Please copy the lines exactly, starting with the first line and going on through the line with "235, 86, 251]".

**** AVAILABLE RECORDS ****

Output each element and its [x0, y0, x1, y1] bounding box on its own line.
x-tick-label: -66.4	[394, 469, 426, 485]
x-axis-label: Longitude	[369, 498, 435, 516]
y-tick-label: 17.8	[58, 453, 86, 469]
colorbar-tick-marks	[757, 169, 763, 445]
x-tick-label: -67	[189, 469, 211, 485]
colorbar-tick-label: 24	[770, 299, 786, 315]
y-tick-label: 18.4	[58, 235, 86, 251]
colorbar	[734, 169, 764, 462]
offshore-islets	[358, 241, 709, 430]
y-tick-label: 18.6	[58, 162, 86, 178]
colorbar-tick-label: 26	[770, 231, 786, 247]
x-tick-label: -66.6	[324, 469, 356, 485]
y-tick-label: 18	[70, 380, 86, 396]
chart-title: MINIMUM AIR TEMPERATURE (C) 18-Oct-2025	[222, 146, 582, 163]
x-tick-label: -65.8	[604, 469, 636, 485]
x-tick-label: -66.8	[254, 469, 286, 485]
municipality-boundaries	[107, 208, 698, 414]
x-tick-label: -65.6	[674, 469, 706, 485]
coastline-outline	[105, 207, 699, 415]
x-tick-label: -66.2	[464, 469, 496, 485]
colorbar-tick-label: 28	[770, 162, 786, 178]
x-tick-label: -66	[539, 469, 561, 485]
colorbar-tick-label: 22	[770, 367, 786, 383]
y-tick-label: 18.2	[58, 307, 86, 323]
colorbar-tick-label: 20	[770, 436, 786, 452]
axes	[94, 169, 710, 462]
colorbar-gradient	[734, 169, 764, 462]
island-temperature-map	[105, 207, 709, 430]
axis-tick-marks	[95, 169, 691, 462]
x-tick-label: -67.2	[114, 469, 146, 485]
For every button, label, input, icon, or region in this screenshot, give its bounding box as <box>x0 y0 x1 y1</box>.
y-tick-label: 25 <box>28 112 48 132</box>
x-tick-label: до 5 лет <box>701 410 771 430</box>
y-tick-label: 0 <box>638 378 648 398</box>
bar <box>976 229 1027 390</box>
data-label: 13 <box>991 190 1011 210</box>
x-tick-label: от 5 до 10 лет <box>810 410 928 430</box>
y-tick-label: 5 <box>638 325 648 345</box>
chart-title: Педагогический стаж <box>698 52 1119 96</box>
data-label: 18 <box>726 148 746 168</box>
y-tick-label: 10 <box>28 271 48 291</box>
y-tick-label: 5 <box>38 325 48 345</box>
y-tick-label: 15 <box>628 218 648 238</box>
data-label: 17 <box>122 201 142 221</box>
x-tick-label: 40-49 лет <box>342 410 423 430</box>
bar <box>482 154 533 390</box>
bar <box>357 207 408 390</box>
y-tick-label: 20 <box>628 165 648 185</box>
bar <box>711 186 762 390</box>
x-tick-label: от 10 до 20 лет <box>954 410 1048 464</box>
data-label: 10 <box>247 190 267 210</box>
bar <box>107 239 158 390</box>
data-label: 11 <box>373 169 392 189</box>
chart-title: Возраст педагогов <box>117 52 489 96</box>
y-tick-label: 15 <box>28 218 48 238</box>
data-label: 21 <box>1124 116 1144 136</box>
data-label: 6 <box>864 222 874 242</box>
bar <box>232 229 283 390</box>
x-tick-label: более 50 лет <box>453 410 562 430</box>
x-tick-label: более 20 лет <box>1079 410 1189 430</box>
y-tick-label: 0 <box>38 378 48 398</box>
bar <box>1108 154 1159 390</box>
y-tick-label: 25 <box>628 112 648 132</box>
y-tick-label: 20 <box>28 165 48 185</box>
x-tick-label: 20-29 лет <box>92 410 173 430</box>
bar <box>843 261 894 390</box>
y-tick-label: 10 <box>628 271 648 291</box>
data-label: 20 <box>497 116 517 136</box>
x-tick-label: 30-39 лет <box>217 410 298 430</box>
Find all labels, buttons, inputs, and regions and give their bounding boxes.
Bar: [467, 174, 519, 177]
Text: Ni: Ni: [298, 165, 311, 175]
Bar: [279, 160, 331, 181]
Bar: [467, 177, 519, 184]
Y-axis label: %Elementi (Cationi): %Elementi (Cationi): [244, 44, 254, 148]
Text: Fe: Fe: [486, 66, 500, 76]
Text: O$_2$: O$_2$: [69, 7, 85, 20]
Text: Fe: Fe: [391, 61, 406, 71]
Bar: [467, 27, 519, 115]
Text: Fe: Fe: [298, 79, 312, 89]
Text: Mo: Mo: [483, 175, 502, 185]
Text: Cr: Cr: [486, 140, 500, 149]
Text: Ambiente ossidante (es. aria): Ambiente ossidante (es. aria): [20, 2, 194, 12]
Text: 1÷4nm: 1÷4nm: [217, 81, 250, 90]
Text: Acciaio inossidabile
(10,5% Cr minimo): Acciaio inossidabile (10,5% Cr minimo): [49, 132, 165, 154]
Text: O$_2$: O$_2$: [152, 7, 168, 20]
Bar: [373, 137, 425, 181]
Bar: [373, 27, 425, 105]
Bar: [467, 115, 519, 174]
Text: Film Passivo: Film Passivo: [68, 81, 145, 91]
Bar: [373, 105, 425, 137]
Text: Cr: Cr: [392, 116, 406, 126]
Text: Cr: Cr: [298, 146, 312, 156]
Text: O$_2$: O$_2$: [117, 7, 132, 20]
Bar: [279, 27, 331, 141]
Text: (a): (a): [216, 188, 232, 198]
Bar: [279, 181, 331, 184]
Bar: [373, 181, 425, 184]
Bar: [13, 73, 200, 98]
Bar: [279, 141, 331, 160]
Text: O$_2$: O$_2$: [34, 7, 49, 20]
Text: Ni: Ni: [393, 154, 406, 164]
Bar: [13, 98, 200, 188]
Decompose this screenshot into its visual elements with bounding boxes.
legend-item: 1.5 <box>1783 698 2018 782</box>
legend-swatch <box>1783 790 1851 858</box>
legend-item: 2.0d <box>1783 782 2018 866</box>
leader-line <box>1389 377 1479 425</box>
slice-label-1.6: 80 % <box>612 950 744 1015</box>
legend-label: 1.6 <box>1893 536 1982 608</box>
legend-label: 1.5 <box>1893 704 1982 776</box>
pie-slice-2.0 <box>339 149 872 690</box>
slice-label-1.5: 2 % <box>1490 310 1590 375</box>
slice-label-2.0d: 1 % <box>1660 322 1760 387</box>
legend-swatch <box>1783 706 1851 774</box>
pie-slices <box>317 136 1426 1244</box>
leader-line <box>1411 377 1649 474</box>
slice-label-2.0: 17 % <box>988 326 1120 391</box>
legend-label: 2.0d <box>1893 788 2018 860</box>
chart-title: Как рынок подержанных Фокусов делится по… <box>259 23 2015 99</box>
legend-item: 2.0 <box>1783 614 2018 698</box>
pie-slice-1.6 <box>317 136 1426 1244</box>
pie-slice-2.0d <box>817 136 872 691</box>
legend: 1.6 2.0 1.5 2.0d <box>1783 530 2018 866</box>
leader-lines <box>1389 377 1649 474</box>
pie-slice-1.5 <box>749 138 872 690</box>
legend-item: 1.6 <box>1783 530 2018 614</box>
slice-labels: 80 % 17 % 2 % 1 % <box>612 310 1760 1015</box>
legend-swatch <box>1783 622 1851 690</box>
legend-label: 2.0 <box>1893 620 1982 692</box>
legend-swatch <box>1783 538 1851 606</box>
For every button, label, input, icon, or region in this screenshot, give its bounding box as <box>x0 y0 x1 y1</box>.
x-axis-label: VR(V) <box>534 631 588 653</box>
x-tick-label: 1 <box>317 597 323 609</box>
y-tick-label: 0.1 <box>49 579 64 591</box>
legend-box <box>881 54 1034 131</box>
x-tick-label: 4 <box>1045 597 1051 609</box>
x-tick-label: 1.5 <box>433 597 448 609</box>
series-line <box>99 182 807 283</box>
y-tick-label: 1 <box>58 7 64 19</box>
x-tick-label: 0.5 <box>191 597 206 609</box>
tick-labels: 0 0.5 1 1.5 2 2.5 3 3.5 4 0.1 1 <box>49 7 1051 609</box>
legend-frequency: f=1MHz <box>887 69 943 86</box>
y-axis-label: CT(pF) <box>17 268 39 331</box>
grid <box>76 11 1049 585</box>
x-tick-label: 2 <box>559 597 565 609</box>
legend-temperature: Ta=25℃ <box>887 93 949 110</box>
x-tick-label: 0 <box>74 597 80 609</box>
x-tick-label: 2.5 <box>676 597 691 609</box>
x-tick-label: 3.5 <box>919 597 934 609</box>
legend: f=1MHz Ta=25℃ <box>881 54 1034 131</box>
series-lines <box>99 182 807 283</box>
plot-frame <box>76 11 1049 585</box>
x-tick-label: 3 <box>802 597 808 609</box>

****

## RESULT
Output each element and its [x0, y0, x1, y1] bounding box on its own line.
x-tick-label: -66.4	[394, 469, 426, 485]
x-axis-label: Longitude	[369, 498, 435, 516]
y-tick-label: 17.8	[58, 453, 86, 469]
colorbar-tick-marks	[757, 169, 763, 445]
x-tick-label: -67	[189, 469, 211, 485]
colorbar-tick-label: 24	[770, 299, 786, 315]
y-tick-label: 18.4	[58, 235, 86, 251]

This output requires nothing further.